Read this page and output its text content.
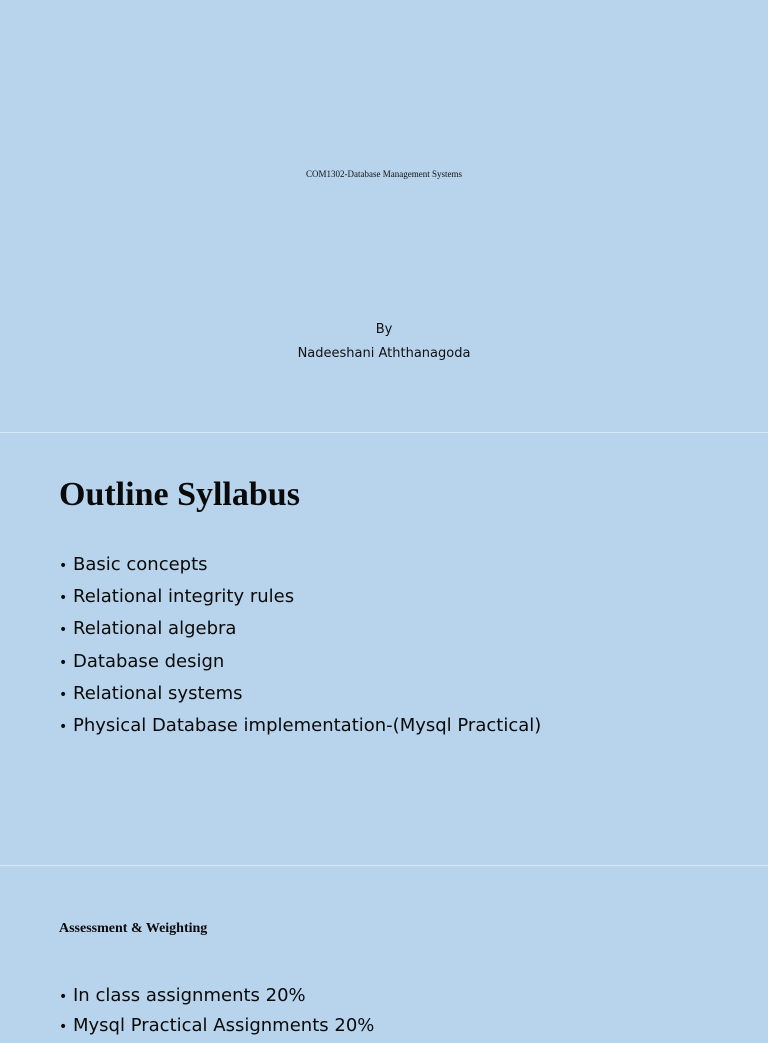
COM1302-Database Management Systems
By
Nadeeshani Aththanagoda
Outline Syllabus
• Basic concepts
• Relational integrity rules
• Relational algebra
• Database design
• Relational systems
• Physical Database implementation-(Mysql Practical)
Assessment & Weighting
• In class assignments 20%
• Mysql Practical Assignments 20%
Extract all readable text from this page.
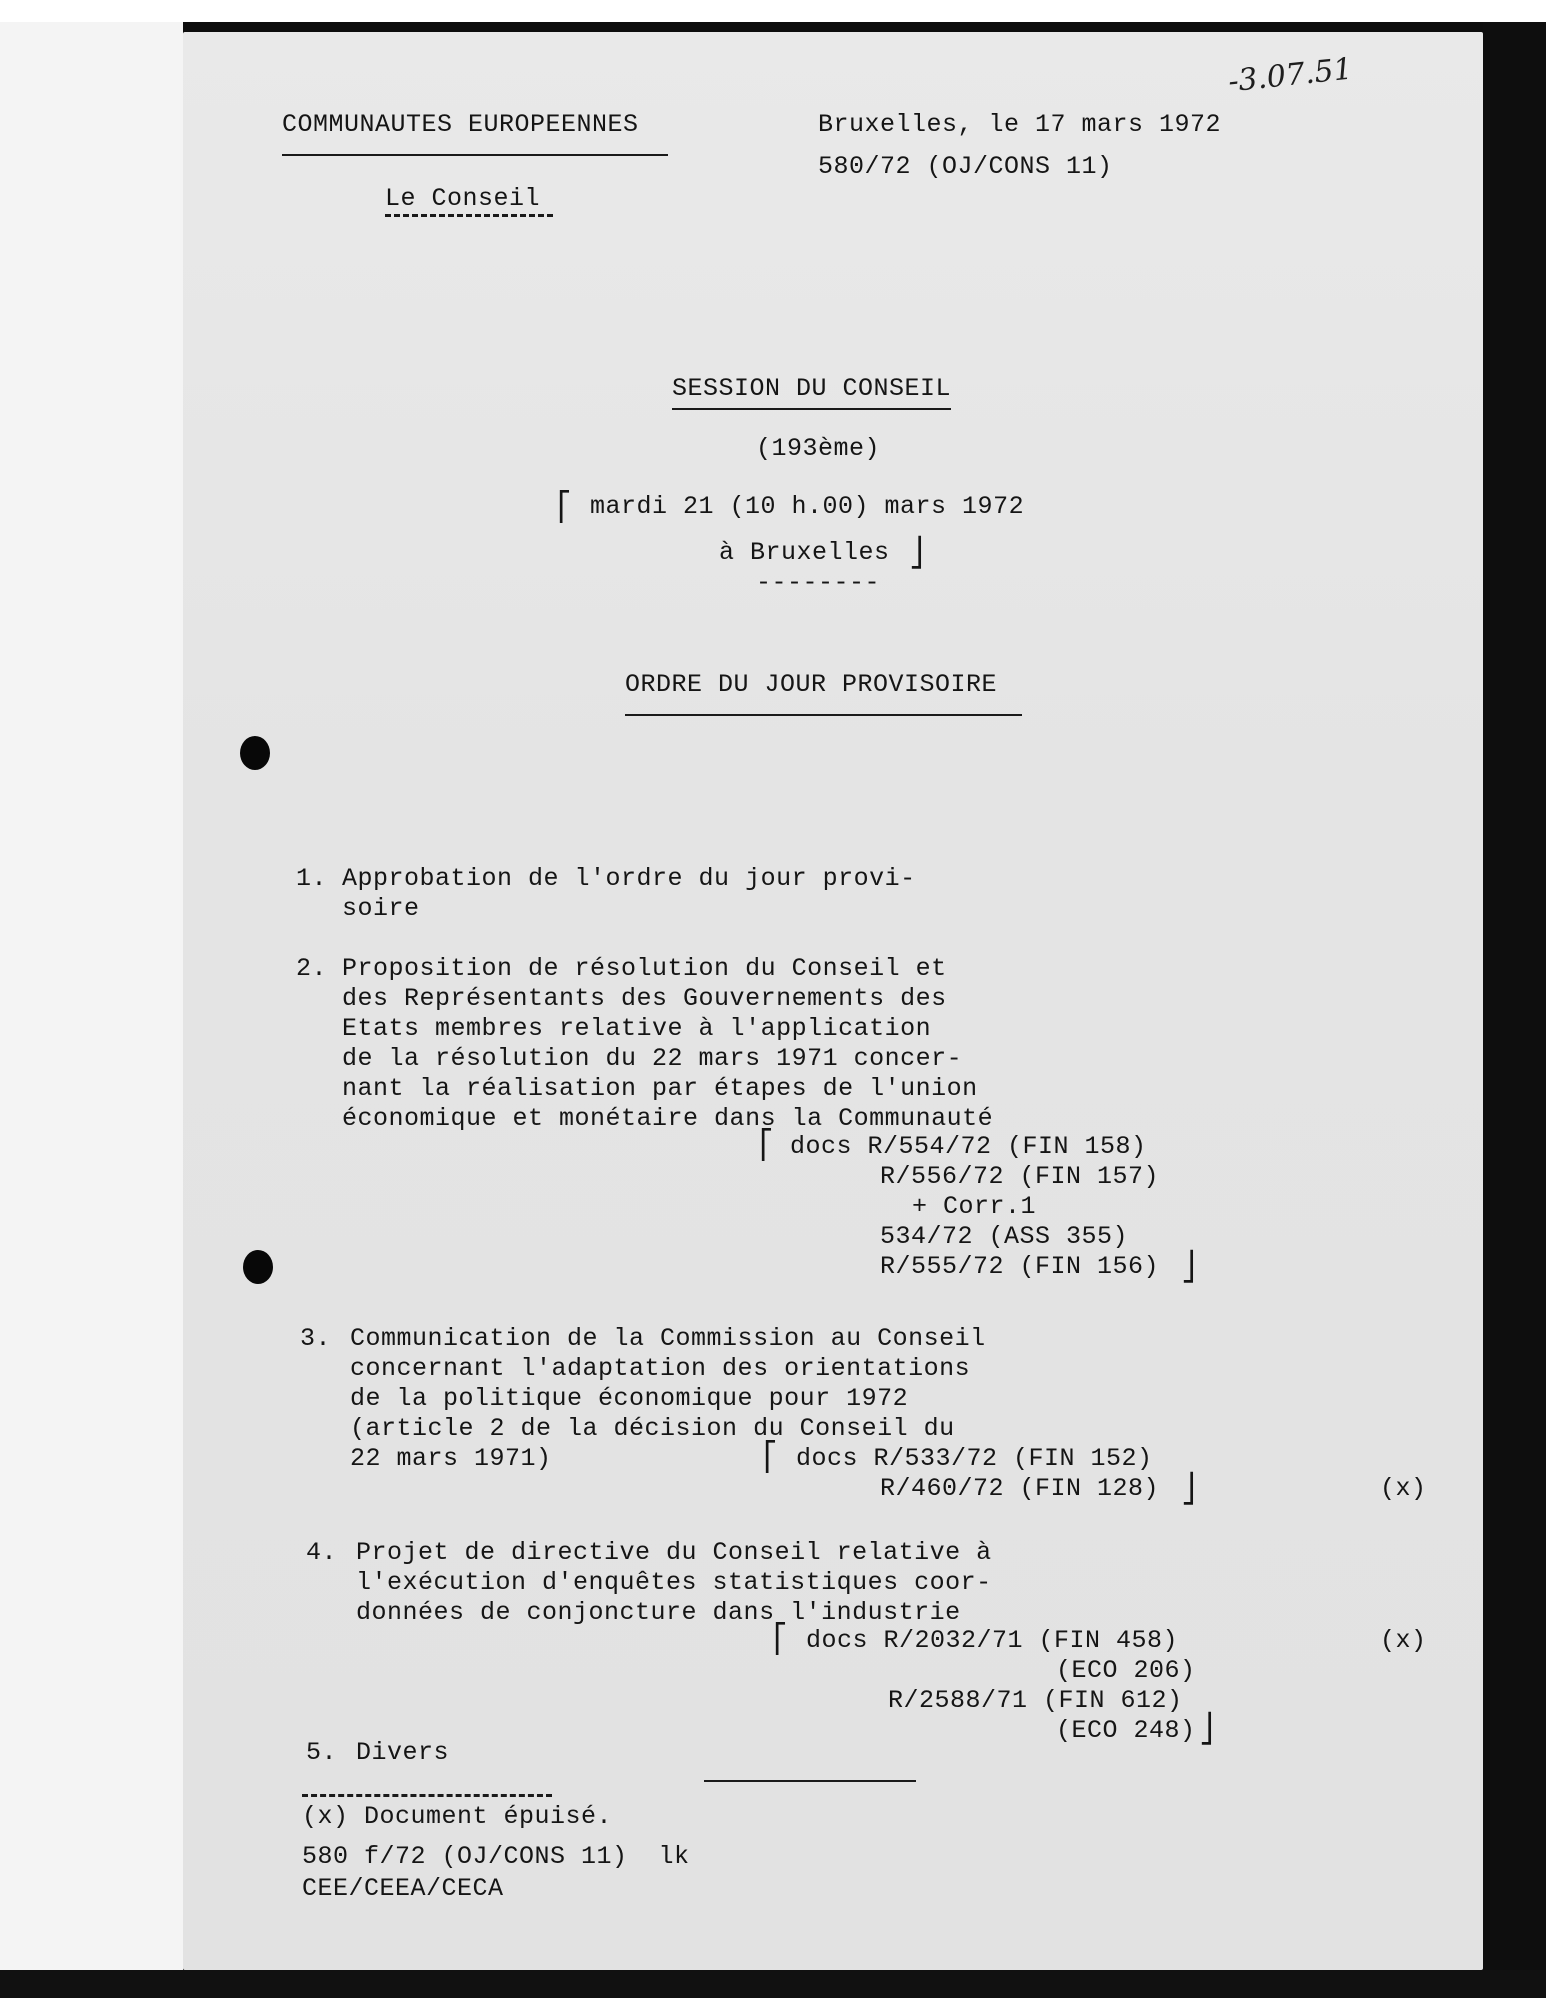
-3.07.51
COMMUNAUTES EUROPEENNES
Le Conseil
Bruxelles, le 17 mars 1972
580/72 (OJ/CONS 11)
SESSION DU CONSEIL
(193ème)
⎡ mardi 21 (10 h.00) mars 1972
à Bruxelles ⎦
--------
ORDRE DU JOUR PROVISOIRE
1. Approbation de l'ordre du jour provi-
soire
2. Proposition de résolution du Conseil et
des Représentants des Gouvernements des
Etats membres relative à l'application
de la résolution du 22 mars 1971 concer-
nant la réalisation par étapes de l'union
économique et monétaire dans la Communauté
⎡ docs R/554/72 (FIN 158)
R/556/72 (FIN 157)
+ Corr.1
534/72 (ASS 355)
R/555/72 (FIN 156) ⎦
3. Communication de la Commission au Conseil
concernant l'adaptation des orientations
de la politique économique pour 1972
(article 2 de la décision du Conseil du
22 mars 1971)	⎡ docs R/533/72 (FIN 152)
R/460/72 (FIN 128) ⎦	(x)
4. Projet de directive du Conseil relative à
l'exécution d'enquêtes statistiques coor-
données de conjoncture dans l'industrie
⎡ docs R/2032/71 (FIN 458)
(ECO 206)
R/2588/71 (FIN 612)
(ECO 248) ⎦
(x)
5. Divers
(x) Document épuisé.
580 f/72 (OJ/CONS 11)  lk
CEE/CEEA/CECA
====
TASK TO CARRY OUT:
Exclude the pictures. Write out the remaining data exactly.

CORRECT ANSWER:
Read this page and output its text content.
COM1302-Database Management Systems
By
Nadeeshani Aththanagoda
Outline Syllabus
• Basic concepts
• Relational integrity rules
• Relational algebra
• Database design
• Relational systems
• Physical Database implementation-(Mysql Practical)
Assessment & Weighting
• In class assignments 20%
• Mysql Practical Assignments 20%
Extract all readable text from this page.
-3.07.51
COMMUNAUTES EUROPEENNES
Le Conseil
Bruxelles, le 17 mars 1972
580/72 (OJ/CONS 11)
SESSION DU CONSEIL
(193ème)
⎡ mardi 21 (10 h.00) mars 1972
à Bruxelles ⎦
--------
ORDRE DU JOUR PROVISOIRE
1. Approbation de l'ordre du jour provi-
soire
2. Proposition de résolution du Conseil et
des Représentants des Gouvernements des
Etats membres relative à l'application
de la résolution du 22 mars 1971 concer-
nant la réalisation par étapes de l'union
économique et monétaire dans la Communauté
⎡ docs R/554/72 (FIN 158)
R/556/72 (FIN 157)
+ Corr.1
534/72 (ASS 355)
R/555/72 (FIN 156) ⎦
3. Communication de la Commission au Conseil
concernant l'adaptation des orientations
de la politique économique pour 1972
(article 2 de la décision du Conseil du
22 mars 1971)	⎡ docs R/533/72 (FIN 152)
R/460/72 (FIN 128) ⎦	(x)
4. Projet de directive du Conseil relative à
l'exécution d'enquêtes statistiques coor-
données de conjoncture dans l'industrie
⎡ docs R/2032/71 (FIN 458)
(ECO 206)
R/2588/71 (FIN 612)
(ECO 248) ⎦
(x)
5. Divers
(x) Document épuisé.
580 f/72 (OJ/CONS 11)  lk
CEE/CEEA/CECA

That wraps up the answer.